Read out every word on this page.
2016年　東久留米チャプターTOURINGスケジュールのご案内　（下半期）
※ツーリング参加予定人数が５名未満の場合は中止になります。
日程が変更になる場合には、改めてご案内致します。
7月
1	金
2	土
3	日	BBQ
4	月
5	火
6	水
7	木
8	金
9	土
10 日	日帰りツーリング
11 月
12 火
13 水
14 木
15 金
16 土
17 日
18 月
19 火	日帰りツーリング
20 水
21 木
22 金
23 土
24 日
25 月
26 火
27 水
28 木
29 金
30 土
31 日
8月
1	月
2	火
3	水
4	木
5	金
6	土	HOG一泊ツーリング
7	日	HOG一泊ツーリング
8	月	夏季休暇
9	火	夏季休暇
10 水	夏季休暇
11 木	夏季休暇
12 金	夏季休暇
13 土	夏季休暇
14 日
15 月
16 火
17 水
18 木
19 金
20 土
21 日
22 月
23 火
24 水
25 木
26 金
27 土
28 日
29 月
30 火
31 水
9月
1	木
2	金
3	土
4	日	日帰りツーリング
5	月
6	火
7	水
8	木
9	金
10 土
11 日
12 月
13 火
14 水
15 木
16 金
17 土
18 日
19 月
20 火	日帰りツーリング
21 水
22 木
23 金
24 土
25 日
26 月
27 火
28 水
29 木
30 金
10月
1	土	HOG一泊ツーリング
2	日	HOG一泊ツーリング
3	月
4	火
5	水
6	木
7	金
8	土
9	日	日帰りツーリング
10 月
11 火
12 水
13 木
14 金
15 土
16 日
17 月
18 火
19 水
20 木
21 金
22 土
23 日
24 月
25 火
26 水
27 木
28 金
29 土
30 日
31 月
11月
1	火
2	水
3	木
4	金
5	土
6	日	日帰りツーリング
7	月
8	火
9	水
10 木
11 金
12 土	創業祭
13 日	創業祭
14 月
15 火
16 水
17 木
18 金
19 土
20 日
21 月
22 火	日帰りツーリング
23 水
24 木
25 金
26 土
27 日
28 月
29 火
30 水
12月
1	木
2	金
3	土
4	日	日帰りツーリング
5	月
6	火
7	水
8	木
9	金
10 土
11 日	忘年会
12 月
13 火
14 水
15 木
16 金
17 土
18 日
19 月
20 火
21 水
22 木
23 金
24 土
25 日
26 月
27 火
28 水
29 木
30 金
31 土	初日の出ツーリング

-=-=-

● **Short problem**: Nothing in the listing may be changed; retype it all exactly.

● **Solved problem**:
Read out every word on this page.
2016年　東久留米チャプターTOURINGスケジュールのご案内　（下半期）
※ツーリング参加予定人数が５名未満の場合は中止になります。
日程が変更になる場合には、改めてご案内致します。
7月
1	金
2	土
3	日	BBQ
4	月
5	火
6	水
7	木
8	金
9	土
10 日	日帰りツーリング
11 月
12 火
13 水
14 木
15 金
16 土
17 日
18 月
19 火	日帰りツーリング
20 水
21 木
22 金
23 土
24 日
25 月
26 火
27 水
28 木
29 金
30 土
31 日
8月
1	月
2	火
3	水
4	木
5	金
6	土	HOG一泊ツーリング
7	日	HOG一泊ツーリング
8	月	夏季休暇
9	火	夏季休暇
10 水	夏季休暇
11 木	夏季休暇
12 金	夏季休暇
13 土	夏季休暇
14 日
15 月
16 火
17 水
18 木
19 金
20 土
21 日
22 月
23 火
24 水
25 木
26 金
27 土
28 日
29 月
30 火
31 水
9月
1	木
2	金
3	土
4	日	日帰りツーリング
5	月
6	火
7	水
8	木
9	金
10 土
11 日
12 月
13 火
14 水
15 木
16 金
17 土
18 日
19 月
20 火	日帰りツーリング
21 水
22 木
23 金
24 土
25 日
26 月
27 火
28 水
29 木
30 金
10月
1	土	HOG一泊ツーリング
2	日	HOG一泊ツーリング
3	月
4	火
5	水
6	木
7	金
8	土
9	日	日帰りツーリング
10 月
11 火
12 水
13 木
14 金
15 土
16 日
17 月
18 火
19 水
20 木
21 金
22 土
23 日
24 月
25 火
26 水
27 木
28 金
29 土
30 日
31 月
11月
1	火
2	水
3	木
4	金
5	土
6	日	日帰りツーリング
7	月
8	火
9	水
10 木
11 金
12 土	創業祭
13 日	創業祭
14 月
15 火
16 水
17 木
18 金
19 土
20 日
21 月
22 火	日帰りツーリング
23 水
24 木
25 金
26 土
27 日
28 月
29 火
30 水
12月
1	木
2	金
3	土
4	日	日帰りツーリング
5	月
6	火
7	水
8	木
9	金
10 土
11 日	忘年会
12 月
13 火
14 水
15 木
16 金
17 土
18 日
19 月
20 火
21 水
22 木
23 金
24 土
25 日
26 月
27 火
28 水
29 木
30 金
31 土	初日の出ツーリング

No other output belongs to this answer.